__Problem statement__
Each entry that follows is to be retyped exactly. Pictures do not belong in the copy.

Recorded data:
========================================================================

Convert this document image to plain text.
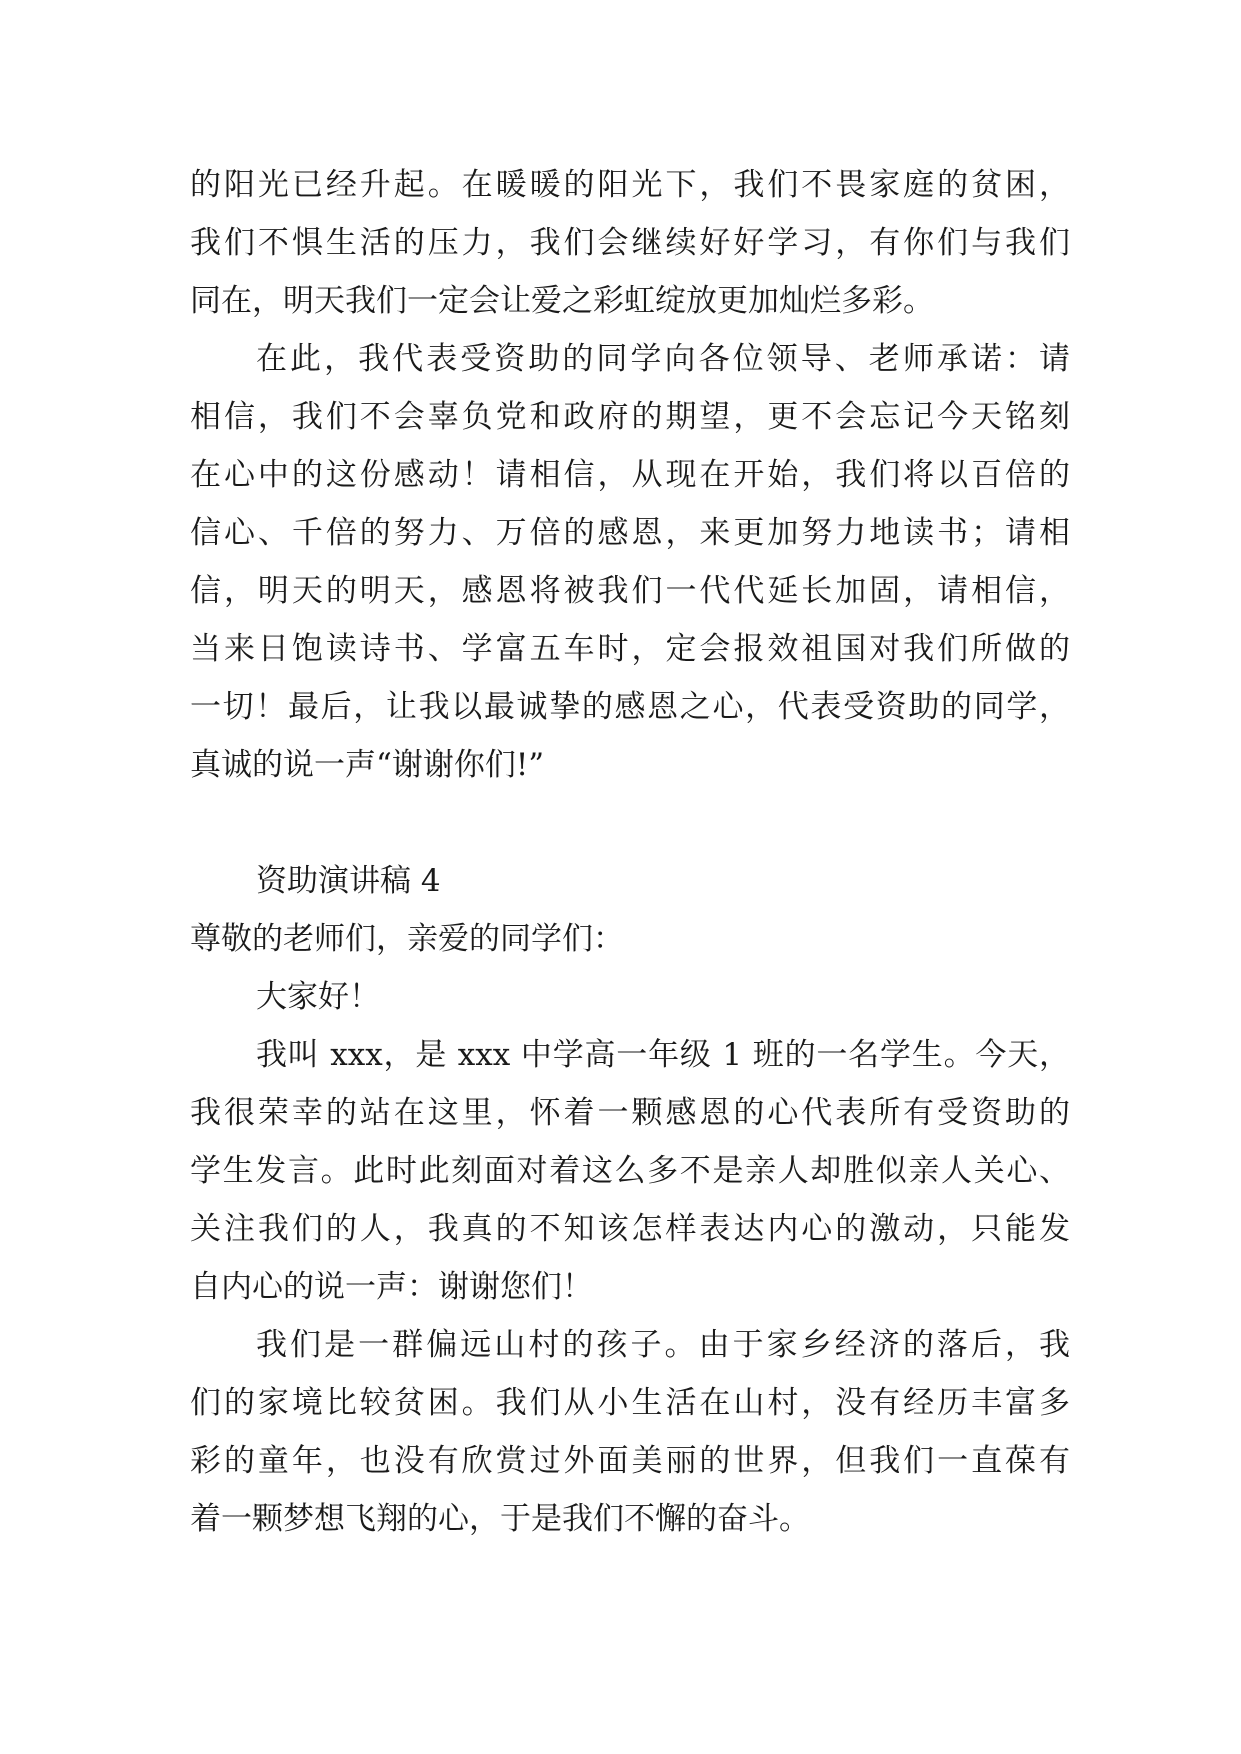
的阳光已经升起。在暖暖的阳光下，我们不畏家庭的贫困，
我们不惧生活的压力，我们会继续好好学习，有你们与我们
同在，明天我们一定会让爱之彩虹绽放更加灿烂多彩。
在此，我代表受资助的同学向各位领导、老师承诺：请
相信，我们不会辜负党和政府的期望，更不会忘记今天铭刻
在心中的这份感动！请相信，从现在开始，我们将以百倍的
信心、千倍的努力、万倍的感恩，来更加努力地读书；请相
信，明天的明天，感恩将被我们一代代延长加固，请相信，
当来日饱读诗书、学富五车时，定会报效祖国对我们所做的
一切！最后，让我以最诚挚的感恩之心，代表受资助的同学，
真诚的说一声“谢谢你们!”
资助演讲稿 4
尊敬的老师们，亲爱的同学们：
大家好！
我叫 xxx，是 xxx 中学高一年级 1 班的一名学生。今天，
我很荣幸的站在这里，怀着一颗感恩的心代表所有受资助的
学生发言。此时此刻面对着这么多不是亲人却胜似亲人关心、
关注我们的人，我真的不知该怎样表达内心的激动，只能发
自内心的说一声：谢谢您们！
我们是一群偏远山村的孩子。由于家乡经济的落后，我
们的家境比较贫困。我们从小生活在山村，没有经历丰富多
彩的童年，也没有欣赏过外面美丽的世界，但我们一直葆有
着一颗梦想飞翔的心，于是我们不懈的奋斗。
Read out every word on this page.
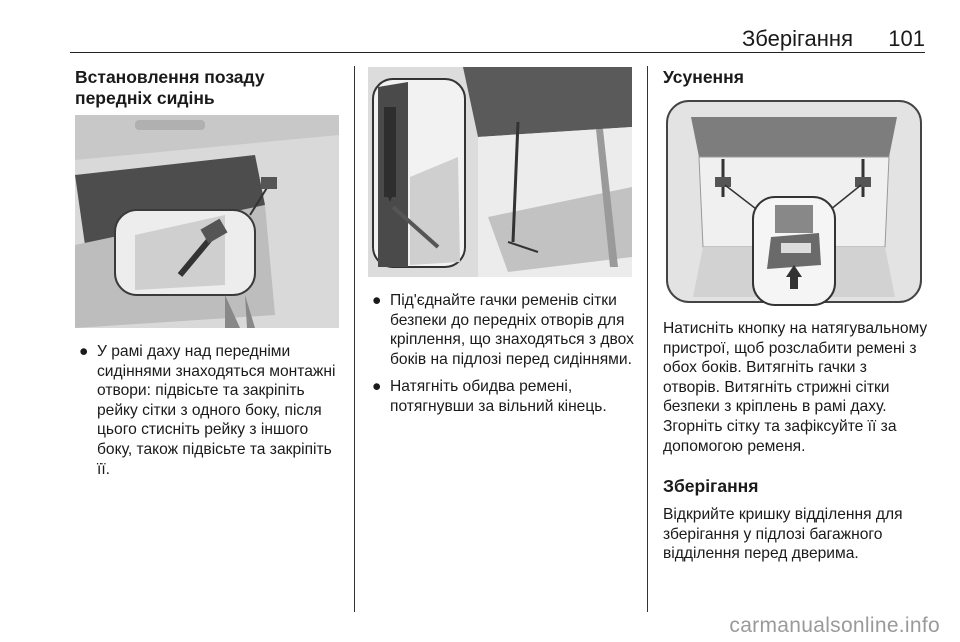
Зберігання 101
Встановлення позаду передніх сидінь

● У рамі даху над передніми сидіннями знаходяться монтажні отвори: підвісьте та закріпіть рейку сітки з одного боку, після цього стисніть рейку з іншого боку, також підвісьте та закріпіть її.

● Під'єднайте гачки ременів сітки безпеки до передніх отворів для кріплення, що знаходяться з двох боків на підлозі перед сидіннями.

● Натягніть обидва ремені, потягнувши за вільний кінець.

Усунення

Натисніть кнопку на натягувальному пристрої, щоб розслабити ремені з обох боків. Витягніть гачки з отворів. Витягніть стрижні сітки безпеки з кріплень в рамі даху. Згорніть сітку та зафіксуйте її за допомогою ременя.

Зберігання

Відкрийте кришку відділення для зберігання у підлозі багажного відділення перед дверима.

carmanualsonline.info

========================================================================

__Written response__
Convert this document image to plain text.
的阳光已经升起。在暖暖的阳光下，我们不畏家庭的贫困，
我们不惧生活的压力，我们会继续好好学习，有你们与我们
同在，明天我们一定会让爱之彩虹绽放更加灿烂多彩。
在此，我代表受资助的同学向各位领导、老师承诺：请
相信，我们不会辜负党和政府的期望，更不会忘记今天铭刻
在心中的这份感动！请相信，从现在开始，我们将以百倍的
信心、千倍的努力、万倍的感恩，来更加努力地读书；请相
信，明天的明天，感恩将被我们一代代延长加固，请相信，
当来日饱读诗书、学富五车时，定会报效祖国对我们所做的
一切！最后，让我以最诚挚的感恩之心，代表受资助的同学，
真诚的说一声“谢谢你们!”
资助演讲稿 4
尊敬的老师们，亲爱的同学们：
大家好！
我叫 xxx，是 xxx 中学高一年级 1 班的一名学生。今天，
我很荣幸的站在这里，怀着一颗感恩的心代表所有受资助的
学生发言。此时此刻面对着这么多不是亲人却胜似亲人关心、
关注我们的人，我真的不知该怎样表达内心的激动，只能发
自内心的说一声：谢谢您们！
我们是一群偏远山村的孩子。由于家乡经济的落后，我
们的家境比较贫困。我们从小生活在山村，没有经历丰富多
彩的童年，也没有欣赏过外面美丽的世界，但我们一直葆有
着一颗梦想飞翔的心，于是我们不懈的奋斗。
Read out every word on this page.
Зберігання 101
Встановлення позаду передніх сидінь

● У рамі даху над передніми сидіннями знаходяться монтажні отвори: підвісьте та закріпіть рейку сітки з одного боку, після цього стисніть рейку з іншого боку, також підвісьте та закріпіть її.

● Під'єднайте гачки ременів сітки безпеки до передніх отворів для кріплення, що знаходяться з двох боків на підлозі перед сидіннями.

● Натягніть обидва ремені, потягнувши за вільний кінець.

Усунення

Натисніть кнопку на натягувальному пристрої, щоб розслабити ремені з обох боків. Витягніть гачки з отворів. Витягніть стрижні сітки безпеки з кріплень в рамі даху. Згорніть сітку та зафіксуйте її за допомогою ременя.

Зберігання

Відкрийте кришку відділення для зберігання у підлозі багажного відділення перед дверима.

carmanualsonline.info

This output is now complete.